* **What to produce**
Only lines with the string "Генерала" matter here; gather them from the material below.

== Working data ==

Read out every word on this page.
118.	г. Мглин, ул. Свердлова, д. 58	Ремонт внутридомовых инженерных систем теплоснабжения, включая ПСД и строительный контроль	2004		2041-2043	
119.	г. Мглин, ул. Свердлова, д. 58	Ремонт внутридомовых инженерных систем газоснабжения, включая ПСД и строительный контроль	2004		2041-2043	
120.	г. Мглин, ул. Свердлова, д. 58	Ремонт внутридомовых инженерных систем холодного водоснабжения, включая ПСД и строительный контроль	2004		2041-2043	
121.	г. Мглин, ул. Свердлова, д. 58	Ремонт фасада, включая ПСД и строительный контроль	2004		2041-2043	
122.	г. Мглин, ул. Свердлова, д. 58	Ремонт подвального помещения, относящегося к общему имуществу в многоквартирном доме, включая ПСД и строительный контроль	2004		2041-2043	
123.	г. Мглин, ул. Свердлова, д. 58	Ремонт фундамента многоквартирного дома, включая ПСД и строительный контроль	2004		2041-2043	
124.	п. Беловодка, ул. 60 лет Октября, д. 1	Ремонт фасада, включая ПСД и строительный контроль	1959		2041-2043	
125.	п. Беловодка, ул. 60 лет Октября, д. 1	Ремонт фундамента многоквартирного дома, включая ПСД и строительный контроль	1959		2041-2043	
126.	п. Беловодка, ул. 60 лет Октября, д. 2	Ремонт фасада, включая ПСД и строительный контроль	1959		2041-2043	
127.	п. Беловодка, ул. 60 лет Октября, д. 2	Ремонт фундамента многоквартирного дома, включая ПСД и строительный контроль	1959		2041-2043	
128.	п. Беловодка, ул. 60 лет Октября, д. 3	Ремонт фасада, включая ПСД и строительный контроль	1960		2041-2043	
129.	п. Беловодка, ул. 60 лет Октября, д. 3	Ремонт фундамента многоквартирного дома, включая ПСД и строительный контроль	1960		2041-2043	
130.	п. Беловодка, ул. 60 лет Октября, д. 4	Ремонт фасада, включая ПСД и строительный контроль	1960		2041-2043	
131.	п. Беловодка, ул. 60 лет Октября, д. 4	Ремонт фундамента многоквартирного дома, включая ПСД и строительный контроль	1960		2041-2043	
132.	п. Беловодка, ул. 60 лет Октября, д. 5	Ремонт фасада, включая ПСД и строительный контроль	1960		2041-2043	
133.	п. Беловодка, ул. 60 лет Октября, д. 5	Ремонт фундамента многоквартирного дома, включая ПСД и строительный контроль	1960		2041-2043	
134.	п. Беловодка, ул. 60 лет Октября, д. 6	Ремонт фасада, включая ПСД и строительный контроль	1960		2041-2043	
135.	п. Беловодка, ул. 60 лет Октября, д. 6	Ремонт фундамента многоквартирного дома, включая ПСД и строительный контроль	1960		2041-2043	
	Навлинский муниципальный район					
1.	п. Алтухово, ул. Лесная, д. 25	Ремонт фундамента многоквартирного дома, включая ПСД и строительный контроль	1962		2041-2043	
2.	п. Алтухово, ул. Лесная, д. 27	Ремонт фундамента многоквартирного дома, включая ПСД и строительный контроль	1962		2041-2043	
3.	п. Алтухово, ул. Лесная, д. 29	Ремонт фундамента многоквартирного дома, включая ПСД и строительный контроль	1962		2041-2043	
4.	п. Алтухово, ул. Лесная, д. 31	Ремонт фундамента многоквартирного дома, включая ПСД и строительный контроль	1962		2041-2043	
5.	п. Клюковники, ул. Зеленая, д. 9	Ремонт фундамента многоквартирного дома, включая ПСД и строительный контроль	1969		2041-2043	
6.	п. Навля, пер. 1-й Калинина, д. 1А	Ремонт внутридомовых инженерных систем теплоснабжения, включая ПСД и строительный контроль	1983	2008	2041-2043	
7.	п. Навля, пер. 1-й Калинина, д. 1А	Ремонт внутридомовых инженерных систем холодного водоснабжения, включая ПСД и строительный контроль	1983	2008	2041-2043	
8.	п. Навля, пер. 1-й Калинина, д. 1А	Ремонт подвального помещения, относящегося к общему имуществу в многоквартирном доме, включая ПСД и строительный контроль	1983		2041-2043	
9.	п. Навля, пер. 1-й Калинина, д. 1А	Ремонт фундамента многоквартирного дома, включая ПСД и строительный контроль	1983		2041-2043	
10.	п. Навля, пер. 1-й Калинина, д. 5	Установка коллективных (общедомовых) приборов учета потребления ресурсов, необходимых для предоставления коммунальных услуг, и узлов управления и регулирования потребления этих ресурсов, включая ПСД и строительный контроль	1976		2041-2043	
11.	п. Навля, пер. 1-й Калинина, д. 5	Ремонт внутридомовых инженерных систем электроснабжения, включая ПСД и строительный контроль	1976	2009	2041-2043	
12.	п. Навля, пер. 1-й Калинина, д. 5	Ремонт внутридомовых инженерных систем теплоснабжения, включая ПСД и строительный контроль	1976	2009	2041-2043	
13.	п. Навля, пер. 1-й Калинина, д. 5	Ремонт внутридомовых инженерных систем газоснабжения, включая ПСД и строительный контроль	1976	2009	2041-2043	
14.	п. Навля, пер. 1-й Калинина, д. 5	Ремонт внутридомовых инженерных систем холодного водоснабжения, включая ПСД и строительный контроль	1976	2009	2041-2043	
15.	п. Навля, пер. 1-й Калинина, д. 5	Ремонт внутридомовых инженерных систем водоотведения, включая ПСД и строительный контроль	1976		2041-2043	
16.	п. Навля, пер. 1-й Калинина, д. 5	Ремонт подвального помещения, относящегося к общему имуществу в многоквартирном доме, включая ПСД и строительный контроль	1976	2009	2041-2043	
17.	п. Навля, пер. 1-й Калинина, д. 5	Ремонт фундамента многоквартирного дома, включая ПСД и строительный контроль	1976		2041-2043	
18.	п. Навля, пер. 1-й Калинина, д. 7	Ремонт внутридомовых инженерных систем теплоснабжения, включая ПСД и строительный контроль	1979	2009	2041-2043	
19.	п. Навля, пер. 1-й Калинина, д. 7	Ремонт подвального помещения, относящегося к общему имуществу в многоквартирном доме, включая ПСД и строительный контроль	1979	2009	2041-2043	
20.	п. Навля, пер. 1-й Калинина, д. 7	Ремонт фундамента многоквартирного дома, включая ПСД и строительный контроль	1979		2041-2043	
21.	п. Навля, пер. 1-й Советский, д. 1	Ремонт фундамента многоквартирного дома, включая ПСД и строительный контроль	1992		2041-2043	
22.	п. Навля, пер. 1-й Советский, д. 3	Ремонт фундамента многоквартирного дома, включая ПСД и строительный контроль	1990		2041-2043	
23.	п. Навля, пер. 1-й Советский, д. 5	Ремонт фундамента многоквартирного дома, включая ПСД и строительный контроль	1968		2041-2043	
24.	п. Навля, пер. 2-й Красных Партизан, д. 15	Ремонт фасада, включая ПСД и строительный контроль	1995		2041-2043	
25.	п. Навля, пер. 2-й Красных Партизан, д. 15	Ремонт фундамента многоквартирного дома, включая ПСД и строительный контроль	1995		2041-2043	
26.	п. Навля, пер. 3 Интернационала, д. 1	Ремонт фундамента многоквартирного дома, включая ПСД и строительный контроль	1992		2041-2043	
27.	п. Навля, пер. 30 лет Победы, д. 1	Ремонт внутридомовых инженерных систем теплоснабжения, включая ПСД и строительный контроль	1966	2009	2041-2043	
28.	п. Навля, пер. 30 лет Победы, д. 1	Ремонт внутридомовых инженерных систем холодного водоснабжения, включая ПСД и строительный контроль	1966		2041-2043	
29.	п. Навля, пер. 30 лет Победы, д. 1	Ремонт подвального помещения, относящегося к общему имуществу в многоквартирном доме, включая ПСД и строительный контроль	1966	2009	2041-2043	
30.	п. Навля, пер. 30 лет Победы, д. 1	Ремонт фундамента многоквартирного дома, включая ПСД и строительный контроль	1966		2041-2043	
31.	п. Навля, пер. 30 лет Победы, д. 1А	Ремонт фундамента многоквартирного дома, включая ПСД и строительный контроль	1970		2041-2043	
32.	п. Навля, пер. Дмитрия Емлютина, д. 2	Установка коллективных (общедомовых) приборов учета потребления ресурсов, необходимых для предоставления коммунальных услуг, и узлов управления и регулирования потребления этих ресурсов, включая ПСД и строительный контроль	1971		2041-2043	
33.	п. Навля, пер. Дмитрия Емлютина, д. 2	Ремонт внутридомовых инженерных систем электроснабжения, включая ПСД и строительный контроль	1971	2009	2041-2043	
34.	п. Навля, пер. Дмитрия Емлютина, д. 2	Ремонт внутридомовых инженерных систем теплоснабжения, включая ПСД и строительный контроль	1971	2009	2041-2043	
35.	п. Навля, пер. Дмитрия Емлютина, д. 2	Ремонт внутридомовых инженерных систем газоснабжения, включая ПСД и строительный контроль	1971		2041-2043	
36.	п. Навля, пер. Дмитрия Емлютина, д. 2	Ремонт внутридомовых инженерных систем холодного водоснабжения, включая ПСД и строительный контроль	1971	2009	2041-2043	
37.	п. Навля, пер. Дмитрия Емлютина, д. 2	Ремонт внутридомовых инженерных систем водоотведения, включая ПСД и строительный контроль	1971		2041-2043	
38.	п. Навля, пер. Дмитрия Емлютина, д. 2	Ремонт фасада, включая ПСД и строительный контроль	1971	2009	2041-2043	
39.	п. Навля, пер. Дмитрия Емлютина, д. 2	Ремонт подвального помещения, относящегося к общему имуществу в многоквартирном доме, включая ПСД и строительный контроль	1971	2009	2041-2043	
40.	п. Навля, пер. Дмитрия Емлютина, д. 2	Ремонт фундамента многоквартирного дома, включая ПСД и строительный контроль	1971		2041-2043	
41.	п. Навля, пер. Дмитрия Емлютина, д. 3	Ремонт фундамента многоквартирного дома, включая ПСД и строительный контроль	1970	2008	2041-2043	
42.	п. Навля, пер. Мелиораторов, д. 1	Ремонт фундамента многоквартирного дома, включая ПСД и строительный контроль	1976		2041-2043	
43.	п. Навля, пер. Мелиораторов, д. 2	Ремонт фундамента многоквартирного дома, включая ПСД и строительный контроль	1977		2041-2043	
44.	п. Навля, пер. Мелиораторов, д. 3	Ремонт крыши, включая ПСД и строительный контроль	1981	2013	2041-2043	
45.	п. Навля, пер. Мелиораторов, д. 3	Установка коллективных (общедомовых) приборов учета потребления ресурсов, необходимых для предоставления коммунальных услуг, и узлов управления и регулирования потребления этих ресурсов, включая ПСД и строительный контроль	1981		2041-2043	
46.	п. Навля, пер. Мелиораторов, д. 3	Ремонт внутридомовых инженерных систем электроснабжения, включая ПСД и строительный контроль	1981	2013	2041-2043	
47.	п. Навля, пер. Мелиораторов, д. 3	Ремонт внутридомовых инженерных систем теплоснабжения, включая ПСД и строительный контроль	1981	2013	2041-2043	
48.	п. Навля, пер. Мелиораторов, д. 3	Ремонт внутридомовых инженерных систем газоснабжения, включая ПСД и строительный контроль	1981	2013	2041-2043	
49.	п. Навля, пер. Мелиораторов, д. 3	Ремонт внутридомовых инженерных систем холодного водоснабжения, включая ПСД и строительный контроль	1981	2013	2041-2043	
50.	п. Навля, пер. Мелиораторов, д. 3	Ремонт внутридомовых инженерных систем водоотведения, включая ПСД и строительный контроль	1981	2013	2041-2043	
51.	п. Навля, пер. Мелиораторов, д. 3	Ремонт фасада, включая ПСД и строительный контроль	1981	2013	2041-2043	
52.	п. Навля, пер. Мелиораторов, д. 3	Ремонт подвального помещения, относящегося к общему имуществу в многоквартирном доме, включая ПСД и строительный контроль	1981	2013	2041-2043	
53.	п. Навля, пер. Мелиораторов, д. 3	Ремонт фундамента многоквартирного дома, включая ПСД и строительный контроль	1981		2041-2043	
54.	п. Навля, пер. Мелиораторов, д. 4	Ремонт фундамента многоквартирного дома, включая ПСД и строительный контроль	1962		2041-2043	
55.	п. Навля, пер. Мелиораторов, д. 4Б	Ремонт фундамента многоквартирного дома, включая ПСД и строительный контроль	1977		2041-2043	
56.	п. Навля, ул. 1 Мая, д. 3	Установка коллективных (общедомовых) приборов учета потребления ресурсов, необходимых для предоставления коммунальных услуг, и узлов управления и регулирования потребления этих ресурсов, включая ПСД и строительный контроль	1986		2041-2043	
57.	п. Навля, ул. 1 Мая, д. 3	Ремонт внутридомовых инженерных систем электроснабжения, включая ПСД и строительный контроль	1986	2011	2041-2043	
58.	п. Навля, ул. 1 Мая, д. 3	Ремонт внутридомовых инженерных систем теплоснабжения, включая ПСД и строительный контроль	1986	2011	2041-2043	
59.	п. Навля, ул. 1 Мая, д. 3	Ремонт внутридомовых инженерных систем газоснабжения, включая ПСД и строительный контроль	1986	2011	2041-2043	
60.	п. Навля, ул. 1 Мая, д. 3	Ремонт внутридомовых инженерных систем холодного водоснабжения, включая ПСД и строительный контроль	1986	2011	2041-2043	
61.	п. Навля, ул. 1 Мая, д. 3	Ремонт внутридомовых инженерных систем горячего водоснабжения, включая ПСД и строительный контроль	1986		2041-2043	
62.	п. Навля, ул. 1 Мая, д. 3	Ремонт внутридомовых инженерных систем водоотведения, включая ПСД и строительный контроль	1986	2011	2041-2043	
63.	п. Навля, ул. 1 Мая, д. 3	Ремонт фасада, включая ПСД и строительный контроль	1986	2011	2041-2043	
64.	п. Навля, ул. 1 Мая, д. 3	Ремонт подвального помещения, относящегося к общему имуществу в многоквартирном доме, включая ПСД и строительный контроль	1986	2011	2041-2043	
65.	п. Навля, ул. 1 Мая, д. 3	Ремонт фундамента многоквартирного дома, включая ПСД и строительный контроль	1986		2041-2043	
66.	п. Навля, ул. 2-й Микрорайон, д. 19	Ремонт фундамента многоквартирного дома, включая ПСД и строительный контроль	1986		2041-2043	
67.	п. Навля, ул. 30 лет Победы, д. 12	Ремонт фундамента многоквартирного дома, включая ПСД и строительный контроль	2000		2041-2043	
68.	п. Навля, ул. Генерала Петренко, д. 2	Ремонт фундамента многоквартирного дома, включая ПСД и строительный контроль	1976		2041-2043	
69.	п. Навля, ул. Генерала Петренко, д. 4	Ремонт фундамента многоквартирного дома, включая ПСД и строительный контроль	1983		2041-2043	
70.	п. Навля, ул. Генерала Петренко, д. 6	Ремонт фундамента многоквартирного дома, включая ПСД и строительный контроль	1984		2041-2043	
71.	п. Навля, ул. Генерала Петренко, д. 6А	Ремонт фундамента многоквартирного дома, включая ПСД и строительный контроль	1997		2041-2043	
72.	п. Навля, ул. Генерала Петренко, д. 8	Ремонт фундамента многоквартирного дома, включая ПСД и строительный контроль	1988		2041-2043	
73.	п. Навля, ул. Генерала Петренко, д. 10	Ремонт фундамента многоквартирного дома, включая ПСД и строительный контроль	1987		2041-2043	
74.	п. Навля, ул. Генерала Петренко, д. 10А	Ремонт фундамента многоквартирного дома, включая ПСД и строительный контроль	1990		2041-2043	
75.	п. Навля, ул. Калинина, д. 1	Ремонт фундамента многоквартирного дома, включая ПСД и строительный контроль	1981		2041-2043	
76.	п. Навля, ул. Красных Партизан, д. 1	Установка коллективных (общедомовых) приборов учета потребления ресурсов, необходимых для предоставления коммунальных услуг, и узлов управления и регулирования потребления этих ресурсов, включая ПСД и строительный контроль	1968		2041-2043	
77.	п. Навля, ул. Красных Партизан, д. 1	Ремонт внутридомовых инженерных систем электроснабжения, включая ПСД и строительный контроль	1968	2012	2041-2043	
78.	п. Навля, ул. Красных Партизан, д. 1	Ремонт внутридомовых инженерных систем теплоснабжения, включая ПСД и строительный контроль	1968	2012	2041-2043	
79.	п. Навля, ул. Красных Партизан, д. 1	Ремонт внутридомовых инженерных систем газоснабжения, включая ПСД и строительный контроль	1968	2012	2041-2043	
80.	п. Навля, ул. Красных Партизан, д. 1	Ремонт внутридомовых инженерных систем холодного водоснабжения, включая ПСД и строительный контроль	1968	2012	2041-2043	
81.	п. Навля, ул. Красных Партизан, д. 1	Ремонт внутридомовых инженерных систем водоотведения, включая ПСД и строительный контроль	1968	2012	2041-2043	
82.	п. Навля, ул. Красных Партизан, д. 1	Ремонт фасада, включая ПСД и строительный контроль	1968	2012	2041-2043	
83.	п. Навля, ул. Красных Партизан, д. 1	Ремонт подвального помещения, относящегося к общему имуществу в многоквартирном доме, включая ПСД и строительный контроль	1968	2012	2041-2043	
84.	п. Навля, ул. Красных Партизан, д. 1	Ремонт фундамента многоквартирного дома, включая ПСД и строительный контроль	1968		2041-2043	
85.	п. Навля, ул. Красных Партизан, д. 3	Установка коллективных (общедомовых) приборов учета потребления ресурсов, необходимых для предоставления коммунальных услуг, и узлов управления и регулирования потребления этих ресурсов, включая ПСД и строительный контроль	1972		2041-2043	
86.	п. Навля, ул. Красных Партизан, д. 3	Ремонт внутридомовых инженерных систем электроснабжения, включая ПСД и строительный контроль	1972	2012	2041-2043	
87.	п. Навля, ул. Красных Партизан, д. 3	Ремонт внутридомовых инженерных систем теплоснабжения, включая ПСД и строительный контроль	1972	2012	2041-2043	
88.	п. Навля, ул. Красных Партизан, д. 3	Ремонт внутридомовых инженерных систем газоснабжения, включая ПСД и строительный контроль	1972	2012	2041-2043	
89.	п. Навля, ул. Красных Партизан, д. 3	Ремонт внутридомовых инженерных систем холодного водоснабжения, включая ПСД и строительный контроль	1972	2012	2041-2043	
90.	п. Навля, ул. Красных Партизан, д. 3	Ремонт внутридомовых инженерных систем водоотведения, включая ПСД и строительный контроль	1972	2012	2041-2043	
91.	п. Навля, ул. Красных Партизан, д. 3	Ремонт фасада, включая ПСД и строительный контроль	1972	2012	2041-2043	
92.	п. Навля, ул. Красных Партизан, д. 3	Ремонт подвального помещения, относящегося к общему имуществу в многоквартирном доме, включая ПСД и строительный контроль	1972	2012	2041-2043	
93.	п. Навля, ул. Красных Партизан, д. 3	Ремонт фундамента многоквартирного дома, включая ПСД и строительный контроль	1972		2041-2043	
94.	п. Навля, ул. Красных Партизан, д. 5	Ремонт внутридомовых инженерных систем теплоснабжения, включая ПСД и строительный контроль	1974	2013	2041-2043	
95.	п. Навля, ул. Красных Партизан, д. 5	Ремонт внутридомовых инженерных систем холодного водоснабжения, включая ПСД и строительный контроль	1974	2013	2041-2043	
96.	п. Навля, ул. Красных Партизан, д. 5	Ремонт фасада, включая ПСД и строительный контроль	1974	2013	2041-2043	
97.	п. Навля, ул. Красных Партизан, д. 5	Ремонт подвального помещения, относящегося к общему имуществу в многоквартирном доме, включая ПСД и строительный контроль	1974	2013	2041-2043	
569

===

* **Result of the task**
68.	п. Навля, ул. Генерала Петренко, д. 2	Ремонт фундамента многоквартирного дома, включая ПСД и строительный контроль	1976		2041-2043	
69.	п. Навля, ул. Генерала Петренко, д. 4	Ремонт фундамента многоквартирного дома, включая ПСД и строительный контроль	1983		2041-2043	
70.	п. Навля, ул. Генерала Петренко, д. 6	Ремонт фундамента многоквартирного дома, включая ПСД и строительный контроль	1984		2041-2043	
71.	п. Навля, ул. Генерала Петренко, д. 6А	Ремонт фундамента многоквартирного дома, включая ПСД и строительный контроль	1997		2041-2043	
72.	п. Навля, ул. Генерала Петренко, д. 8	Ремонт фундамента многоквартирного дома, включая ПСД и строительный контроль	1988		2041-2043	
73.	п. Навля, ул. Генерала Петренко, д. 10	Ремонт фундамента многоквартирного дома, включая ПСД и строительный контроль	1987		2041-2043	
74.	п. Навля, ул. Генерала Петренко, д. 10А	Ремонт фундамента многоквартирного дома, включая ПСД и строительный контроль	1990		2041-2043	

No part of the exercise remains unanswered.